++++ Exercise input ++++
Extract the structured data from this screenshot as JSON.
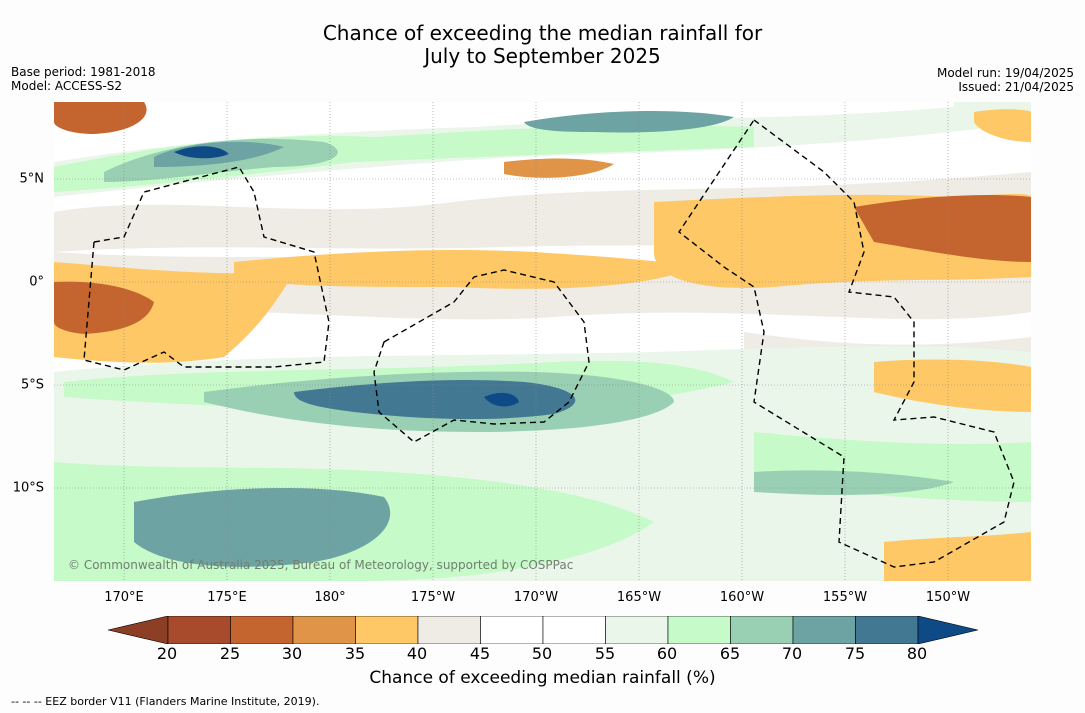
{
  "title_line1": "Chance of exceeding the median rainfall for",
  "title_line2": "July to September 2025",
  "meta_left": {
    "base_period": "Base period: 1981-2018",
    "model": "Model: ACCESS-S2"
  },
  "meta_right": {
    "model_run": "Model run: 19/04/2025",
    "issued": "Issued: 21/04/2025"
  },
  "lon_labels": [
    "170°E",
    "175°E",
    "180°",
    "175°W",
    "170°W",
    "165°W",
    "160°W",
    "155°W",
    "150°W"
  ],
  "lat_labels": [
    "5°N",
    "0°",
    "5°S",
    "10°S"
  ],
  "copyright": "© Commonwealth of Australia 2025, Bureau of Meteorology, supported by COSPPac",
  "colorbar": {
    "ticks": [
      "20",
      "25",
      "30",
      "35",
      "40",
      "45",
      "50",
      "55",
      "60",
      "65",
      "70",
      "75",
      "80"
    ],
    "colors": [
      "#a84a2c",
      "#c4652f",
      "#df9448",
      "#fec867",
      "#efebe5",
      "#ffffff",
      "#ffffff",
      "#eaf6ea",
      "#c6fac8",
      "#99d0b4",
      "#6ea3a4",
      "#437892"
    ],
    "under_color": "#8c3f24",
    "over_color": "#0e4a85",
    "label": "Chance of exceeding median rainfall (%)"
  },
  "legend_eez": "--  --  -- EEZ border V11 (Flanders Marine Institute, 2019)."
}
++++
*Task:*
Omit the images and transcribe all of the records above word for word.

*Worked solution:*
Extract the structured data from this screenshot as JSON.
{
  "title_line1": "Chance of exceeding the median rainfall for",
  "title_line2": "July to September 2025",
  "meta_left": {
    "base_period": "Base period: 1981-2018",
    "model": "Model: ACCESS-S2"
  },
  "meta_right": {
    "model_run": "Model run: 19/04/2025",
    "issued": "Issued: 21/04/2025"
  },
  "lon_labels": [
    "170°E",
    "175°E",
    "180°",
    "175°W",
    "170°W",
    "165°W",
    "160°W",
    "155°W",
    "150°W"
  ],
  "lat_labels": [
    "5°N",
    "0°",
    "5°S",
    "10°S"
  ],
  "copyright": "© Commonwealth of Australia 2025, Bureau of Meteorology, supported by COSPPac",
  "colorbar": {
    "ticks": [
      "20",
      "25",
      "30",
      "35",
      "40",
      "45",
      "50",
      "55",
      "60",
      "65",
      "70",
      "75",
      "80"
    ],
    "colors": [
      "#a84a2c",
      "#c4652f",
      "#df9448",
      "#fec867",
      "#efebe5",
      "#ffffff",
      "#ffffff",
      "#eaf6ea",
      "#c6fac8",
      "#99d0b4",
      "#6ea3a4",
      "#437892"
    ],
    "under_color": "#8c3f24",
    "over_color": "#0e4a85",
    "label": "Chance of exceeding median rainfall (%)"
  },
  "legend_eez": "--  --  -- EEZ border V11 (Flanders Marine Institute, 2019)."
}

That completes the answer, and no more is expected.